Task requirements: List all lines in the material below that contain "lateral".
--
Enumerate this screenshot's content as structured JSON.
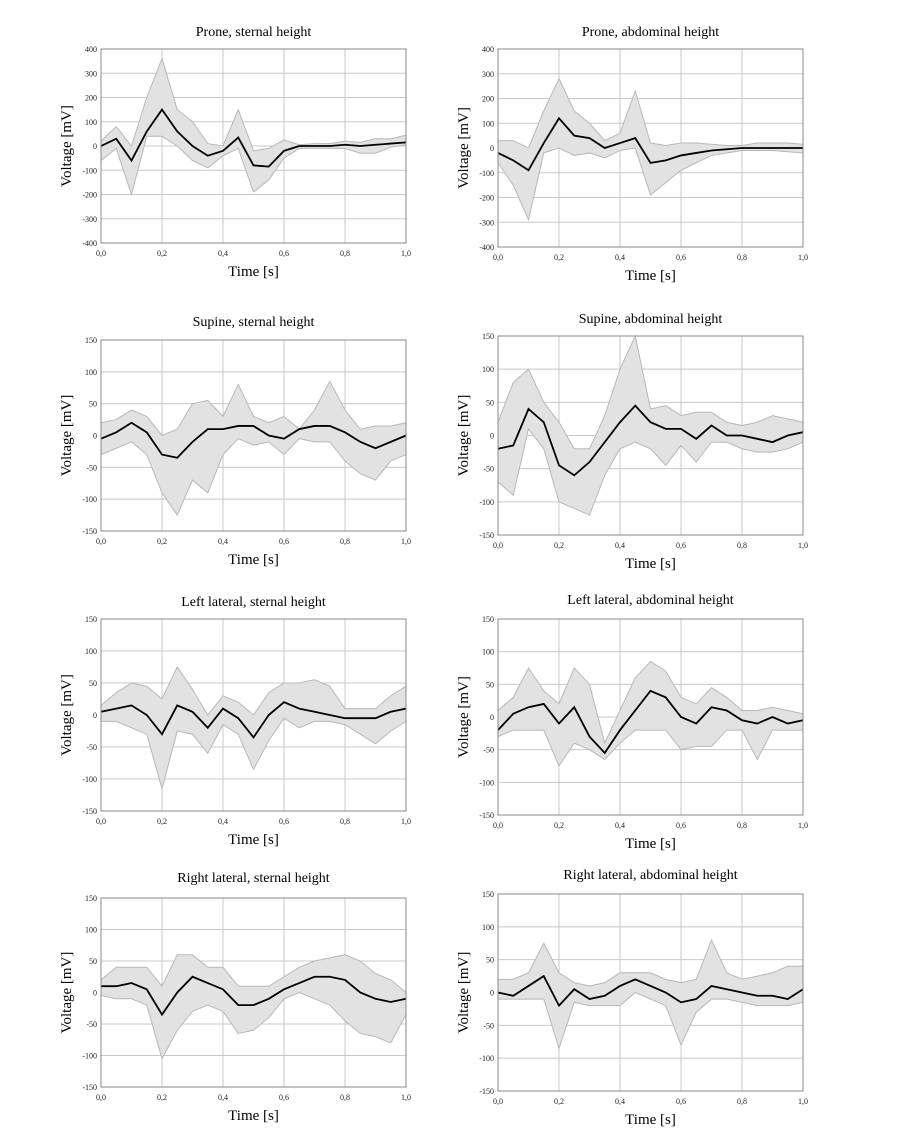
{
  "chart_data": [
    {
      "type": "area",
      "title": "Prone, sternal height",
      "xlabel": "Time [s]",
      "ylabel": "Voltage [mV]",
      "xlim": [
        0,
        1
      ],
      "ylim": [
        -400,
        400
      ],
      "ystep": 100,
      "grid": true,
      "xticks": [
        "0,0",
        "0,2",
        "0,4",
        "0,6",
        "0,8",
        "1,0"
      ],
      "yticks": [
        "-400",
        "-300",
        "-200",
        "-100",
        "0",
        "100",
        "200",
        "300",
        "400"
      ],
      "x": [
        0,
        0.05,
        0.1,
        0.15,
        0.2,
        0.25,
        0.3,
        0.35,
        0.4,
        0.45,
        0.5,
        0.55,
        0.6,
        0.65,
        0.7,
        0.75,
        0.8,
        0.85,
        0.9,
        0.95,
        1.0
      ],
      "series": [
        {
          "name": "mean",
          "values": [
            0,
            30,
            -60,
            60,
            150,
            60,
            0,
            -40,
            -20,
            35,
            -80,
            -85,
            -20,
            0,
            0,
            0,
            5,
            0,
            5,
            10,
            15
          ]
        },
        {
          "name": "upper",
          "values": [
            20,
            80,
            0,
            200,
            360,
            150,
            100,
            10,
            0,
            150,
            -20,
            -10,
            25,
            5,
            10,
            10,
            20,
            15,
            30,
            30,
            45
          ]
        },
        {
          "name": "lower",
          "values": [
            -60,
            -10,
            -200,
            40,
            40,
            0,
            -60,
            -90,
            -40,
            -10,
            -190,
            -140,
            -50,
            -10,
            -10,
            -10,
            -10,
            -30,
            -30,
            -5,
            5
          ]
        }
      ]
    },
    {
      "type": "area",
      "title": "Prone, abdominal height",
      "xlabel": "Time [s]",
      "ylabel": "Voltage [mV]",
      "xlim": [
        0,
        1
      ],
      "ylim": [
        -400,
        400
      ],
      "ystep": 100,
      "grid": true,
      "xticks": [
        "0,0",
        "0,2",
        "0,4",
        "0,6",
        "0,8",
        "1,0"
      ],
      "yticks": [
        "-400",
        "-300",
        "-200",
        "-100",
        "0",
        "100",
        "200",
        "300",
        "400"
      ],
      "x": [
        0,
        0.05,
        0.1,
        0.15,
        0.2,
        0.25,
        0.3,
        0.35,
        0.4,
        0.45,
        0.5,
        0.55,
        0.6,
        0.65,
        0.7,
        0.75,
        0.8,
        0.85,
        0.9,
        0.95,
        1.0
      ],
      "series": [
        {
          "name": "mean",
          "values": [
            -20,
            -50,
            -90,
            20,
            120,
            50,
            40,
            0,
            20,
            40,
            -60,
            -50,
            -30,
            -20,
            -10,
            -5,
            0,
            0,
            0,
            0,
            0
          ]
        },
        {
          "name": "upper",
          "values": [
            30,
            30,
            0,
            150,
            280,
            150,
            100,
            30,
            60,
            230,
            20,
            10,
            20,
            20,
            15,
            10,
            10,
            20,
            20,
            20,
            15
          ]
        },
        {
          "name": "lower",
          "values": [
            -60,
            -150,
            -290,
            -20,
            0,
            -30,
            -20,
            -40,
            -10,
            0,
            -190,
            -140,
            -90,
            -60,
            -30,
            -20,
            -10,
            -10,
            -10,
            -15,
            -20
          ]
        }
      ]
    },
    {
      "type": "area",
      "title": "Supine, sternal height",
      "xlabel": "Time [s]",
      "ylabel": "Voltage [mV]",
      "xlim": [
        0,
        1
      ],
      "ylim": [
        -150,
        150
      ],
      "ystep": 50,
      "grid": true,
      "xticks": [
        "0,0",
        "0,2",
        "0,4",
        "0,6",
        "0,8",
        "1,0"
      ],
      "yticks": [
        "-150",
        "-100",
        "-50",
        "0",
        "50",
        "100",
        "150"
      ],
      "x": [
        0,
        0.05,
        0.1,
        0.15,
        0.2,
        0.25,
        0.3,
        0.35,
        0.4,
        0.45,
        0.5,
        0.55,
        0.6,
        0.65,
        0.7,
        0.75,
        0.8,
        0.85,
        0.9,
        0.95,
        1.0
      ],
      "series": [
        {
          "name": "mean",
          "values": [
            -5,
            5,
            20,
            5,
            -30,
            -35,
            -10,
            10,
            10,
            15,
            15,
            0,
            -5,
            10,
            15,
            15,
            5,
            -10,
            -20,
            -10,
            0
          ]
        },
        {
          "name": "upper",
          "values": [
            20,
            25,
            40,
            30,
            0,
            10,
            50,
            55,
            30,
            80,
            30,
            20,
            30,
            10,
            40,
            85,
            40,
            10,
            15,
            15,
            20
          ]
        },
        {
          "name": "lower",
          "values": [
            -30,
            -20,
            -10,
            -30,
            -90,
            -125,
            -70,
            -90,
            -30,
            -5,
            -15,
            -10,
            -30,
            -5,
            -10,
            -10,
            -40,
            -60,
            -70,
            -40,
            -30
          ]
        }
      ]
    },
    {
      "type": "area",
      "title": "Supine, abdominal height",
      "xlabel": "Time [s]",
      "ylabel": "Voltage [mV]",
      "xlim": [
        0,
        1
      ],
      "ylim": [
        -150,
        150
      ],
      "ystep": 50,
      "grid": true,
      "xticks": [
        "0,0",
        "0,2",
        "0,4",
        "0,6",
        "0,8",
        "1,0"
      ],
      "yticks": [
        "-150",
        "-100",
        "-50",
        "0",
        "50",
        "100",
        "150"
      ],
      "x": [
        0,
        0.05,
        0.1,
        0.15,
        0.2,
        0.25,
        0.3,
        0.35,
        0.4,
        0.45,
        0.5,
        0.55,
        0.6,
        0.65,
        0.7,
        0.75,
        0.8,
        0.85,
        0.9,
        0.95,
        1.0
      ],
      "series": [
        {
          "name": "mean",
          "values": [
            -20,
            -15,
            40,
            20,
            -45,
            -60,
            -40,
            -10,
            20,
            45,
            20,
            10,
            10,
            -5,
            15,
            0,
            0,
            -5,
            -10,
            0,
            5
          ]
        },
        {
          "name": "upper",
          "values": [
            20,
            80,
            100,
            50,
            20,
            -20,
            -20,
            30,
            100,
            150,
            40,
            45,
            30,
            35,
            35,
            20,
            15,
            20,
            30,
            25,
            20
          ]
        },
        {
          "name": "lower",
          "values": [
            -70,
            -90,
            10,
            -20,
            -100,
            -110,
            -120,
            -60,
            -20,
            -10,
            -20,
            -45,
            -15,
            -40,
            -10,
            -10,
            -20,
            -25,
            -25,
            -20,
            -10
          ]
        }
      ]
    },
    {
      "type": "area",
      "title": "Left lateral, sternal height",
      "xlabel": "Time [s]",
      "ylabel": "Voltage [mV]",
      "xlim": [
        0,
        1
      ],
      "ylim": [
        -150,
        150
      ],
      "ystep": 50,
      "grid": true,
      "xticks": [
        "0,0",
        "0,2",
        "0,4",
        "0,6",
        "0,8",
        "1,0"
      ],
      "yticks": [
        "-150",
        "-100",
        "-50",
        "0",
        "50",
        "100",
        "150"
      ],
      "x": [
        0,
        0.05,
        0.1,
        0.15,
        0.2,
        0.25,
        0.3,
        0.35,
        0.4,
        0.45,
        0.5,
        0.55,
        0.6,
        0.65,
        0.7,
        0.75,
        0.8,
        0.85,
        0.9,
        0.95,
        1.0
      ],
      "series": [
        {
          "name": "mean",
          "values": [
            5,
            10,
            15,
            0,
            -30,
            15,
            5,
            -20,
            10,
            -5,
            -35,
            0,
            20,
            10,
            5,
            0,
            -5,
            -5,
            -5,
            5,
            10
          ]
        },
        {
          "name": "upper",
          "values": [
            15,
            35,
            50,
            45,
            25,
            75,
            40,
            0,
            30,
            20,
            0,
            35,
            50,
            50,
            55,
            45,
            10,
            10,
            10,
            30,
            45
          ]
        },
        {
          "name": "lower",
          "values": [
            -10,
            -10,
            -20,
            -30,
            -115,
            -25,
            -30,
            -60,
            -15,
            -30,
            -85,
            -40,
            -5,
            -20,
            -10,
            -10,
            -15,
            -30,
            -45,
            -25,
            -10
          ]
        }
      ]
    },
    {
      "type": "area",
      "title": "Left lateral, abdominal height",
      "xlabel": "Time [s]",
      "ylabel": "Voltage [mV]",
      "xlim": [
        0,
        1
      ],
      "ylim": [
        -150,
        150
      ],
      "ystep": 50,
      "grid": true,
      "xticks": [
        "0,0",
        "0,2",
        "0,4",
        "0,6",
        "0,8",
        "1,0"
      ],
      "yticks": [
        "-150",
        "-100",
        "-50",
        "0",
        "50",
        "100",
        "150"
      ],
      "x": [
        0,
        0.05,
        0.1,
        0.15,
        0.2,
        0.25,
        0.3,
        0.35,
        0.4,
        0.45,
        0.5,
        0.55,
        0.6,
        0.65,
        0.7,
        0.75,
        0.8,
        0.85,
        0.9,
        0.95,
        1.0
      ],
      "series": [
        {
          "name": "mean",
          "values": [
            -20,
            5,
            15,
            20,
            -10,
            15,
            -30,
            -55,
            -20,
            10,
            40,
            30,
            0,
            -10,
            15,
            10,
            -5,
            -10,
            0,
            -10,
            -5
          ]
        },
        {
          "name": "upper",
          "values": [
            10,
            30,
            75,
            40,
            20,
            75,
            50,
            -40,
            10,
            60,
            85,
            70,
            30,
            20,
            45,
            30,
            10,
            10,
            15,
            10,
            5
          ]
        },
        {
          "name": "lower",
          "values": [
            -30,
            -20,
            -20,
            -20,
            -75,
            -40,
            -50,
            -65,
            -40,
            -20,
            -20,
            -20,
            -50,
            -45,
            -45,
            -20,
            -20,
            -65,
            -20,
            -20,
            -20
          ]
        }
      ]
    },
    {
      "type": "area",
      "title": "Right lateral, sternal height",
      "xlabel": "Time [s]",
      "ylabel": "Voltage [mV]",
      "xlim": [
        0,
        1
      ],
      "ylim": [
        -150,
        150
      ],
      "ystep": 50,
      "grid": true,
      "xticks": [
        "0,0",
        "0,2",
        "0,4",
        "0,6",
        "0,8",
        "1,0"
      ],
      "yticks": [
        "-150",
        "-100",
        "-50",
        "0",
        "50",
        "100",
        "150"
      ],
      "x": [
        0,
        0.05,
        0.1,
        0.15,
        0.2,
        0.25,
        0.3,
        0.35,
        0.4,
        0.45,
        0.5,
        0.55,
        0.6,
        0.65,
        0.7,
        0.75,
        0.8,
        0.85,
        0.9,
        0.95,
        1.0
      ],
      "series": [
        {
          "name": "mean",
          "values": [
            10,
            10,
            15,
            5,
            -35,
            0,
            25,
            15,
            5,
            -20,
            -20,
            -10,
            5,
            15,
            25,
            25,
            20,
            0,
            -10,
            -15,
            -10
          ]
        },
        {
          "name": "upper",
          "values": [
            20,
            40,
            40,
            40,
            10,
            60,
            60,
            40,
            40,
            10,
            10,
            10,
            25,
            40,
            50,
            55,
            60,
            50,
            30,
            20,
            0
          ]
        },
        {
          "name": "lower",
          "values": [
            -5,
            -10,
            -10,
            -20,
            -105,
            -60,
            -30,
            -20,
            -30,
            -65,
            -60,
            -40,
            -10,
            0,
            -10,
            -20,
            -45,
            -65,
            -70,
            -80,
            -35
          ]
        }
      ]
    },
    {
      "type": "area",
      "title": "Right lateral, abdominal height",
      "xlabel": "Time [s]",
      "ylabel": "Voltage [mV]",
      "xlim": [
        0,
        1
      ],
      "ylim": [
        -150,
        150
      ],
      "ystep": 50,
      "grid": true,
      "xticks": [
        "0,0",
        "0,2",
        "0,4",
        "0,6",
        "0,8",
        "1,0"
      ],
      "yticks": [
        "-150",
        "-100",
        "-50",
        "0",
        "50",
        "100",
        "150"
      ],
      "x": [
        0,
        0.05,
        0.1,
        0.15,
        0.2,
        0.25,
        0.3,
        0.35,
        0.4,
        0.45,
        0.5,
        0.55,
        0.6,
        0.65,
        0.7,
        0.75,
        0.8,
        0.85,
        0.9,
        0.95,
        1.0
      ],
      "series": [
        {
          "name": "mean",
          "values": [
            0,
            -5,
            10,
            25,
            -20,
            5,
            -10,
            -5,
            10,
            20,
            10,
            0,
            -15,
            -10,
            10,
            5,
            0,
            -5,
            -5,
            -10,
            5
          ]
        },
        {
          "name": "upper",
          "values": [
            20,
            20,
            30,
            75,
            30,
            15,
            10,
            15,
            30,
            30,
            30,
            20,
            15,
            20,
            80,
            30,
            20,
            25,
            30,
            40,
            40
          ]
        },
        {
          "name": "lower",
          "values": [
            -10,
            -10,
            -10,
            -10,
            -85,
            -15,
            -20,
            -20,
            -20,
            0,
            -10,
            -20,
            -80,
            -30,
            -10,
            -10,
            -15,
            -20,
            -20,
            -20,
            -15
          ]
        }
      ]
    }
  ]
}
--
Solution to the problem:
      "title": "Left lateral, sternal height",
      "title": "Left lateral, abdominal height",
      "title": "Right lateral, sternal height",
      "title": "Right lateral, abdominal height",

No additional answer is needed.